Using the records below, locate all lines containing "Dominant" and return them.
** Begin **
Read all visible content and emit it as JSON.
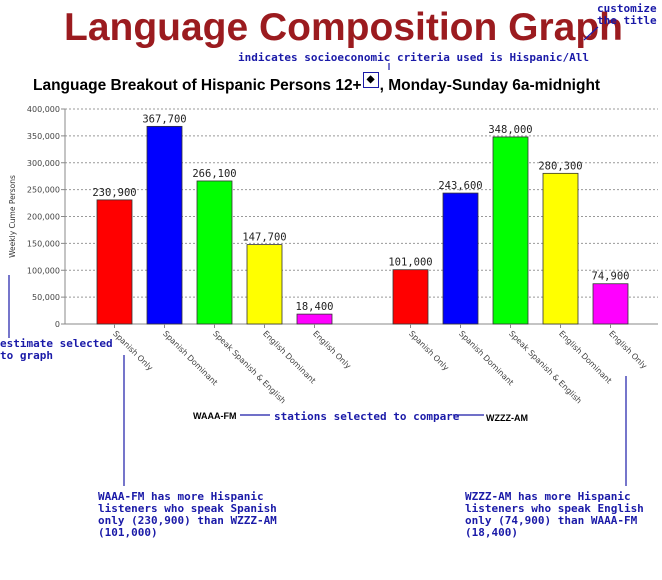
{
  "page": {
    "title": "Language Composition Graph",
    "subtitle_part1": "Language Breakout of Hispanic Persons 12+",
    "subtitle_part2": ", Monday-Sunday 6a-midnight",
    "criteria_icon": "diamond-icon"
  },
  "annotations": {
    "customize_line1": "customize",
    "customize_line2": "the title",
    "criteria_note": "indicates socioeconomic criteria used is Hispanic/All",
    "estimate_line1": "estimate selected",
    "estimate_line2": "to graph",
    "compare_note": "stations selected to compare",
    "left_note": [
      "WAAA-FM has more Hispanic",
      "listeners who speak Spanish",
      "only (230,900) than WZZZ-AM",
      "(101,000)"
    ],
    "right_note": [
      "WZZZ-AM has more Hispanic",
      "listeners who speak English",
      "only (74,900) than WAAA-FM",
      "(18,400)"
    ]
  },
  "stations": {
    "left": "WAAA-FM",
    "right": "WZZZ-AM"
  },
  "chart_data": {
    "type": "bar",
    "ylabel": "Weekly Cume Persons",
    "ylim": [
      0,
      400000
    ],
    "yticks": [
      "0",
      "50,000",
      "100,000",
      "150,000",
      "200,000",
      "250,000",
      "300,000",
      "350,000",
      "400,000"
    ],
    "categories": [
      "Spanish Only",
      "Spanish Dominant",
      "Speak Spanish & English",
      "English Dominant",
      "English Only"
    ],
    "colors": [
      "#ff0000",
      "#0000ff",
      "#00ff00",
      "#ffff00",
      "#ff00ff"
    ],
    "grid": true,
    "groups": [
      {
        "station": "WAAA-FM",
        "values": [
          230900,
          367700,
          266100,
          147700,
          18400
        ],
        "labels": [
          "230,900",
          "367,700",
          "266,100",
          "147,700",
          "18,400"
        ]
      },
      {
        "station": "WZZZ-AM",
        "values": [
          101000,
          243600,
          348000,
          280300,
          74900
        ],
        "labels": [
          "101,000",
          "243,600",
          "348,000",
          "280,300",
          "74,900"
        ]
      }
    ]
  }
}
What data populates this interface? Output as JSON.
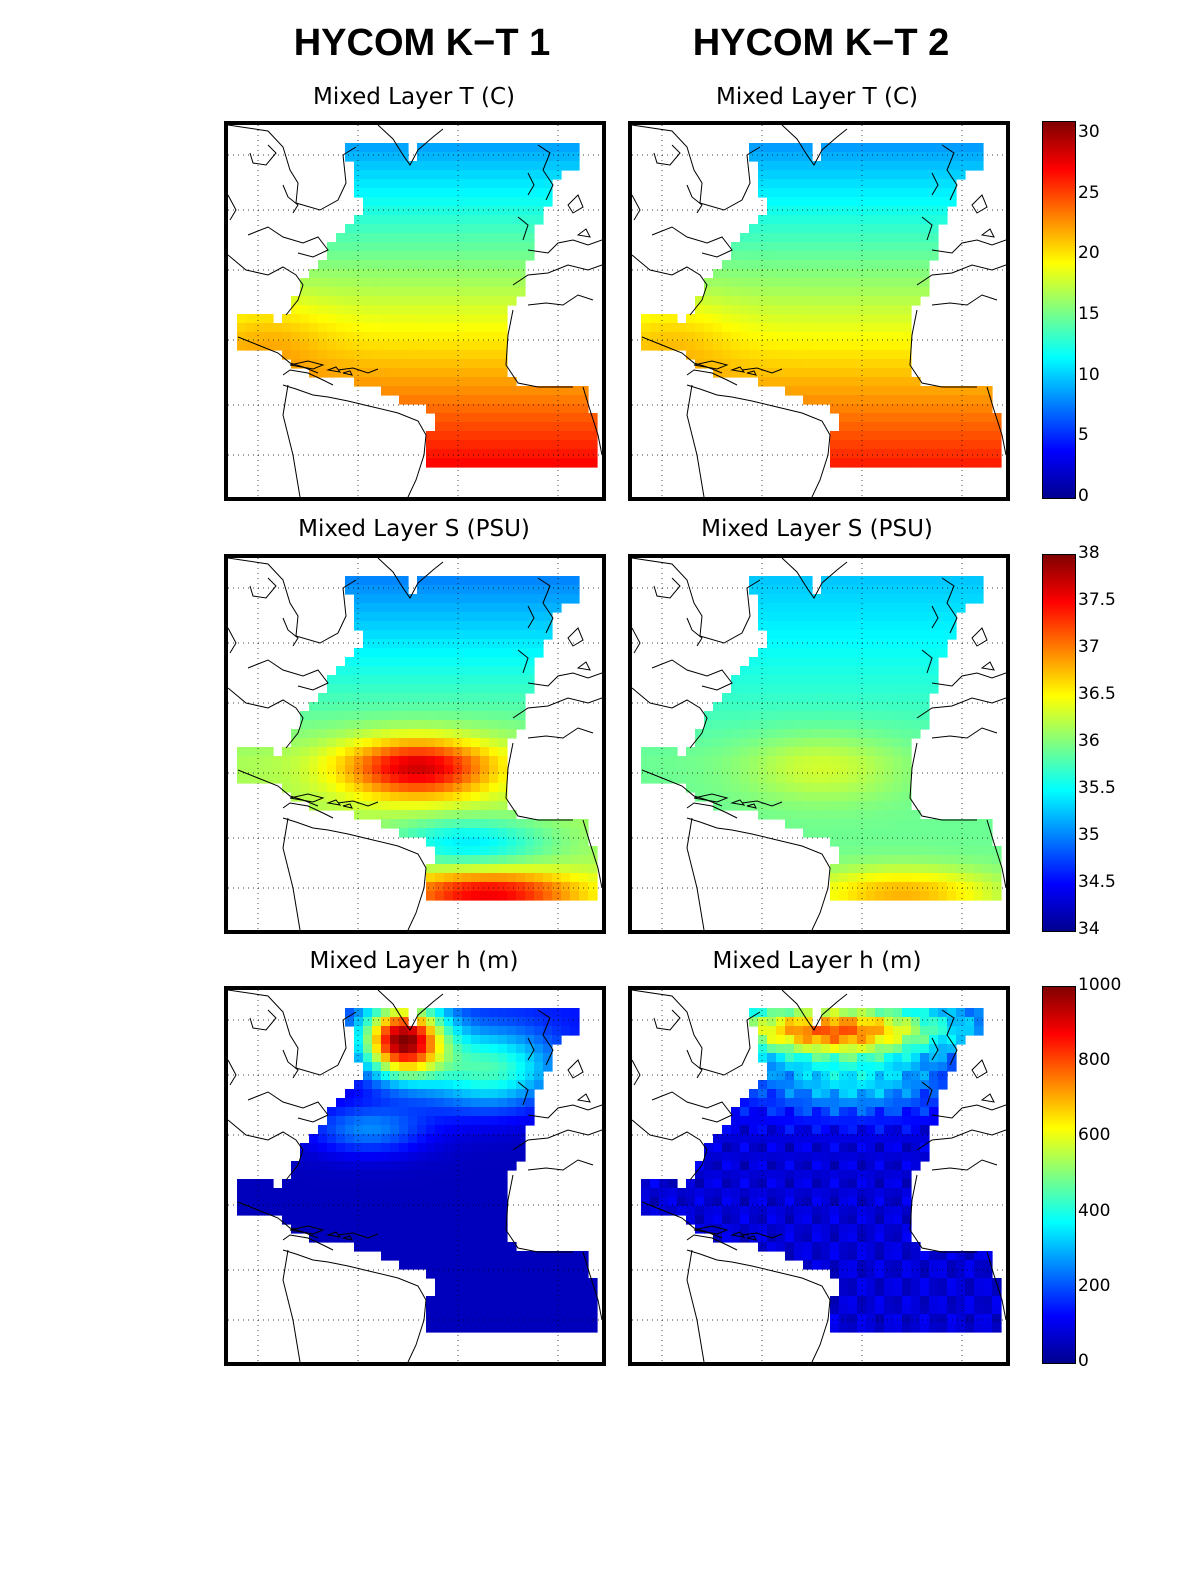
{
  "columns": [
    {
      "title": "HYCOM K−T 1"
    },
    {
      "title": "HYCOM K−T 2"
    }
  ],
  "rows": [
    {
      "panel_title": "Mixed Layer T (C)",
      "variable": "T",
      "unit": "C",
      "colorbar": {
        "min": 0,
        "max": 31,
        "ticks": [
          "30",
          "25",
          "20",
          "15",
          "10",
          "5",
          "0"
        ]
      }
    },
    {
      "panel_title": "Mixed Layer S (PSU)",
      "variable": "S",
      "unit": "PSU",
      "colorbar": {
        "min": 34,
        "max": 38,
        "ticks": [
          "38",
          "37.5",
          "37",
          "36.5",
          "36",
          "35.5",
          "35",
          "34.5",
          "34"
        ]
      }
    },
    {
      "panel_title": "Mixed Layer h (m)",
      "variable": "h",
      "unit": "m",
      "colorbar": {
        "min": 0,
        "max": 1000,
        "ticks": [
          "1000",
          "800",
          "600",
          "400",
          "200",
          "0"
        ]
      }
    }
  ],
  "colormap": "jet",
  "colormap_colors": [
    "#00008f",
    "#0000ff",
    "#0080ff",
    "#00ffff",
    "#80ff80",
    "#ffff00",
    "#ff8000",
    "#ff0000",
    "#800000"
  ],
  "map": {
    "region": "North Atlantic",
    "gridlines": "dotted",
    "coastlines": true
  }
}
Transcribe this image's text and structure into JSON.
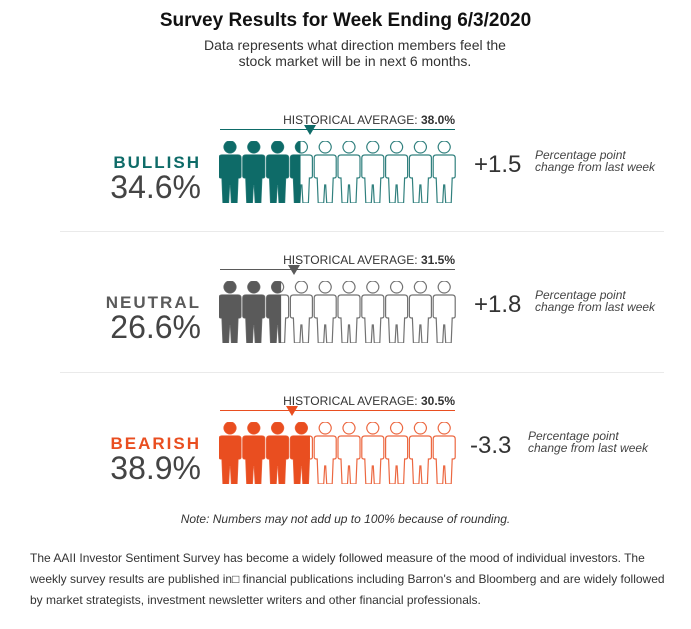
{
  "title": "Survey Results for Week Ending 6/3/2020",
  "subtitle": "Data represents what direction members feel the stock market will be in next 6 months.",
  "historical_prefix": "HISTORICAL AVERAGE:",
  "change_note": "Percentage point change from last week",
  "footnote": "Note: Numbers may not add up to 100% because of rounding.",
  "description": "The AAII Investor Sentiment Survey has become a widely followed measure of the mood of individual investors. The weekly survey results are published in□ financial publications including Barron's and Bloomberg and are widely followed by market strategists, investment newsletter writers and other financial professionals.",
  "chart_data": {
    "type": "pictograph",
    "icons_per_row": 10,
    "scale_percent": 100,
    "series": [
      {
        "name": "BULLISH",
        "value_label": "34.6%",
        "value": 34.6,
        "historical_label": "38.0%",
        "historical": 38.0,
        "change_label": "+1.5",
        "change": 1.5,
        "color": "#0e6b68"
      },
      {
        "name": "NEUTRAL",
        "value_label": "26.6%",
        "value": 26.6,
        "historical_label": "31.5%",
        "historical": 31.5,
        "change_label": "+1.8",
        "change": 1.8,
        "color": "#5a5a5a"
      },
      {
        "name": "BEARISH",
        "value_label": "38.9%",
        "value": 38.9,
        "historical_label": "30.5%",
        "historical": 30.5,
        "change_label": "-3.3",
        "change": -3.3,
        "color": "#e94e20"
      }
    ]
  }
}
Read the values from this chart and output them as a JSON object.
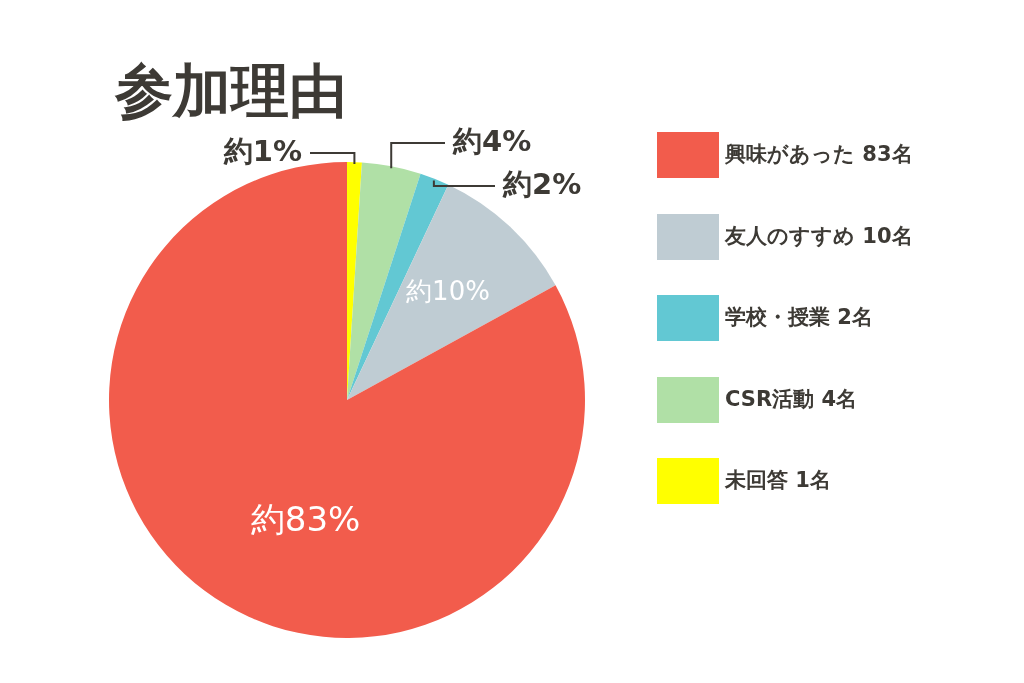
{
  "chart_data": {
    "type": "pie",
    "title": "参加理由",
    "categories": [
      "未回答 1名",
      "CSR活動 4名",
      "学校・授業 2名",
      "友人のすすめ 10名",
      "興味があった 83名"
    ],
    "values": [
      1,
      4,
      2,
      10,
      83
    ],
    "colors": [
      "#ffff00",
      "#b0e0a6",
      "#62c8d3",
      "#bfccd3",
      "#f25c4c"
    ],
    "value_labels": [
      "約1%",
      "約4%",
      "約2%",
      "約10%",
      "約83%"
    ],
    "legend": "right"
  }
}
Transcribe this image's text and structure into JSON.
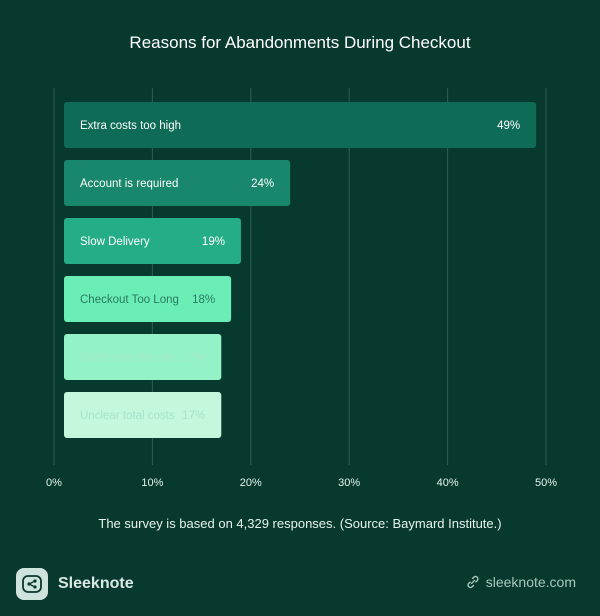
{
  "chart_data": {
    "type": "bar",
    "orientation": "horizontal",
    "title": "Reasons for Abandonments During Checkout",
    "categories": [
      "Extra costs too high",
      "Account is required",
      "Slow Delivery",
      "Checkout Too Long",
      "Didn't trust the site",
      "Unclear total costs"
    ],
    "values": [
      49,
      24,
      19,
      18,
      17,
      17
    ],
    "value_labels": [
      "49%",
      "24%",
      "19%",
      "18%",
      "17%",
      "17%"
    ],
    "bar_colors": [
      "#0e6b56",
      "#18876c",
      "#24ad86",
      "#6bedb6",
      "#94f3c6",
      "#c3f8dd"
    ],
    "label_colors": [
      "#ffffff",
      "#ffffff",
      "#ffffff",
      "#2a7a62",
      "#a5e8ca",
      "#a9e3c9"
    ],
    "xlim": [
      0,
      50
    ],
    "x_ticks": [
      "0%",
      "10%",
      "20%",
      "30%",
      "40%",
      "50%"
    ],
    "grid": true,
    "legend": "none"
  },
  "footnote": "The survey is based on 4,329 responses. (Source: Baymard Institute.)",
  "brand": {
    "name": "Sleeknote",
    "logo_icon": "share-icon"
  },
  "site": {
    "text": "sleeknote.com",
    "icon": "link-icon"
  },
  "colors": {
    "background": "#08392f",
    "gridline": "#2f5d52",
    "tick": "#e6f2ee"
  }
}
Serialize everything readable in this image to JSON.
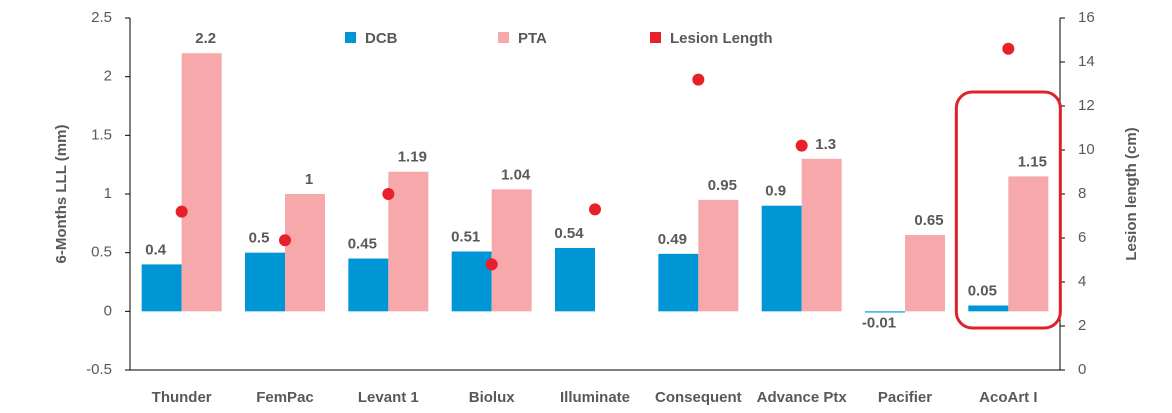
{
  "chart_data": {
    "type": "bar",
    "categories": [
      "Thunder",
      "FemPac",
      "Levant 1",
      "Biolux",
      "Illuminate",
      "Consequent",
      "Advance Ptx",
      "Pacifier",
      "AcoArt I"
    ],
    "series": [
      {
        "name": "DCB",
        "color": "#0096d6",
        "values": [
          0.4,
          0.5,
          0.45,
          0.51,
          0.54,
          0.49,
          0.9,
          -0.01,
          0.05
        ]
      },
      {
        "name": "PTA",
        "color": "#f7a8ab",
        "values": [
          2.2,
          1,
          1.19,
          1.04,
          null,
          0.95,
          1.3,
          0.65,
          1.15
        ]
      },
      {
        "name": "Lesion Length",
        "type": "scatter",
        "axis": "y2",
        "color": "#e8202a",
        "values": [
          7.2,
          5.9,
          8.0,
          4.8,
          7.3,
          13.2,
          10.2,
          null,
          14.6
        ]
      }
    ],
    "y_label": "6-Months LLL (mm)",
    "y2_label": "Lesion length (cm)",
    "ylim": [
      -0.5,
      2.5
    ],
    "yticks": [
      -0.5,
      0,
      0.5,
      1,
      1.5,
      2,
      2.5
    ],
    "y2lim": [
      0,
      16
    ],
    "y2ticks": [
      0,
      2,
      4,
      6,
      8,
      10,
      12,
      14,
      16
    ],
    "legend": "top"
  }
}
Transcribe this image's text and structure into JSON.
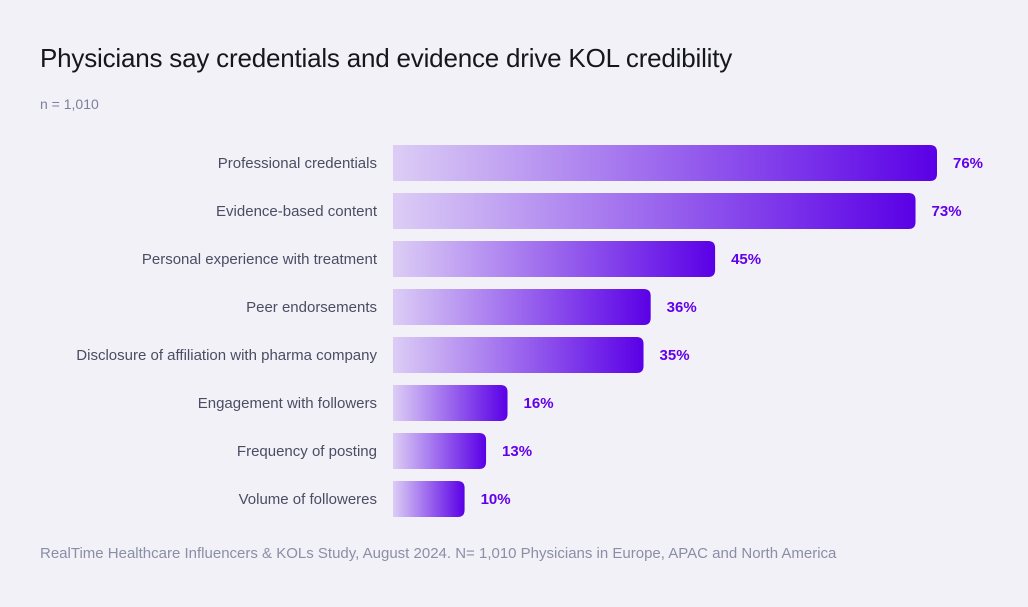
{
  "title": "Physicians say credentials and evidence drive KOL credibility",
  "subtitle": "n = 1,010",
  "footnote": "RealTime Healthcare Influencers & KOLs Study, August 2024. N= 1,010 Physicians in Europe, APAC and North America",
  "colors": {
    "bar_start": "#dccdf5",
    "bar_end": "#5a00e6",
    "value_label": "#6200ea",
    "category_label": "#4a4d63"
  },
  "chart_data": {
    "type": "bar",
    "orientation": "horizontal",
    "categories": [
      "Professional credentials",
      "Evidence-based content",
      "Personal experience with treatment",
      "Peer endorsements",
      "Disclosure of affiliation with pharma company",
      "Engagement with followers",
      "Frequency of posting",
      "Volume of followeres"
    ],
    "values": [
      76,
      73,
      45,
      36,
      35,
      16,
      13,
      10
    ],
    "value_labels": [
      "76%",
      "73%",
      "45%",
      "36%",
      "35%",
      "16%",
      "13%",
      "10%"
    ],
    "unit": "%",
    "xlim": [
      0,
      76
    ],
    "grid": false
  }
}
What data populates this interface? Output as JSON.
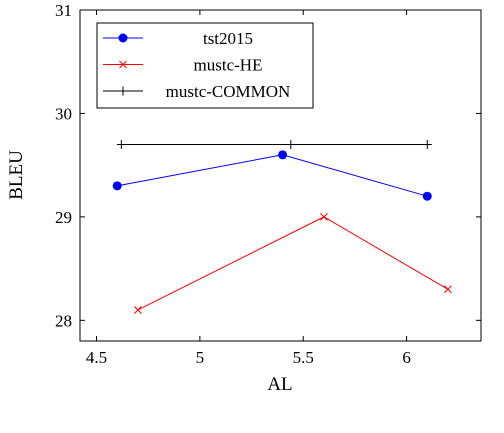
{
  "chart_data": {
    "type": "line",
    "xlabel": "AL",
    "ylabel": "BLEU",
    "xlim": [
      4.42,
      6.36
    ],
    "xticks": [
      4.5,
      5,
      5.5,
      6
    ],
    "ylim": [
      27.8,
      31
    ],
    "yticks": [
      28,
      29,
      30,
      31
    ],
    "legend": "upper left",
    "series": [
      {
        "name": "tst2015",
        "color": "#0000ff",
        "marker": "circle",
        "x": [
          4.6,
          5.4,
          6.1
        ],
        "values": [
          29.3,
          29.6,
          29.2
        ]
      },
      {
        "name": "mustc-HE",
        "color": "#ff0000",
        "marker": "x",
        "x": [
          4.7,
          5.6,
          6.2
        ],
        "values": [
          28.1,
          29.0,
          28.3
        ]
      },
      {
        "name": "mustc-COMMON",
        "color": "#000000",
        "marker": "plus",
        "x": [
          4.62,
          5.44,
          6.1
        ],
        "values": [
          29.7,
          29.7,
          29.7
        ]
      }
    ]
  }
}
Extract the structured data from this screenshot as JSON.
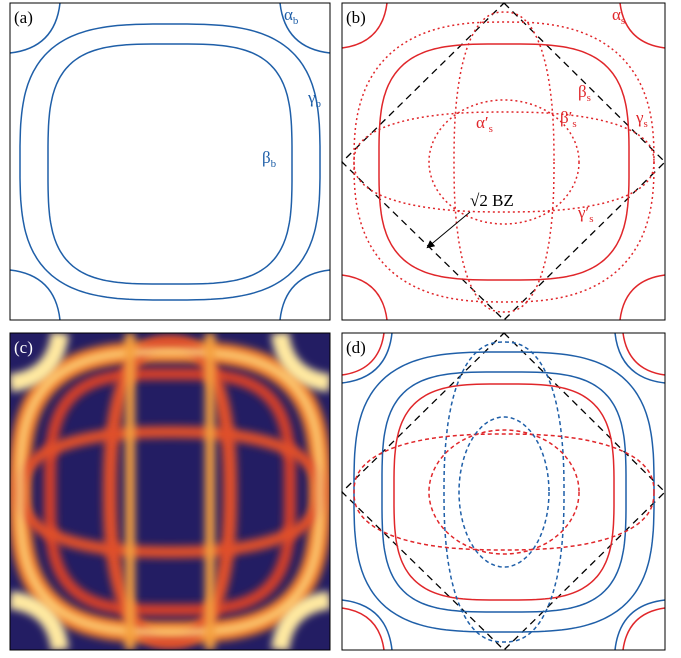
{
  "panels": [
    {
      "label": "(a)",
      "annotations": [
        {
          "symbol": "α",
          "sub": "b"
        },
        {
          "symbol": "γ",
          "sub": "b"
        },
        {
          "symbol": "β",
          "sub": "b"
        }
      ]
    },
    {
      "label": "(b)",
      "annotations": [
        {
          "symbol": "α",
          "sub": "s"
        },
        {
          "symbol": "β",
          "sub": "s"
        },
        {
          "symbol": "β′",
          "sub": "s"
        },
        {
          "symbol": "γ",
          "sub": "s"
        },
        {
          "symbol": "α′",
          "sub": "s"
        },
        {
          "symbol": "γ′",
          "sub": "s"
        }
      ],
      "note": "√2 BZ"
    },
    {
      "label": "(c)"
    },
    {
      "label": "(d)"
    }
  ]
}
** End **
#### Exercise result
      "Spanish Dominant",
      "English Dominant",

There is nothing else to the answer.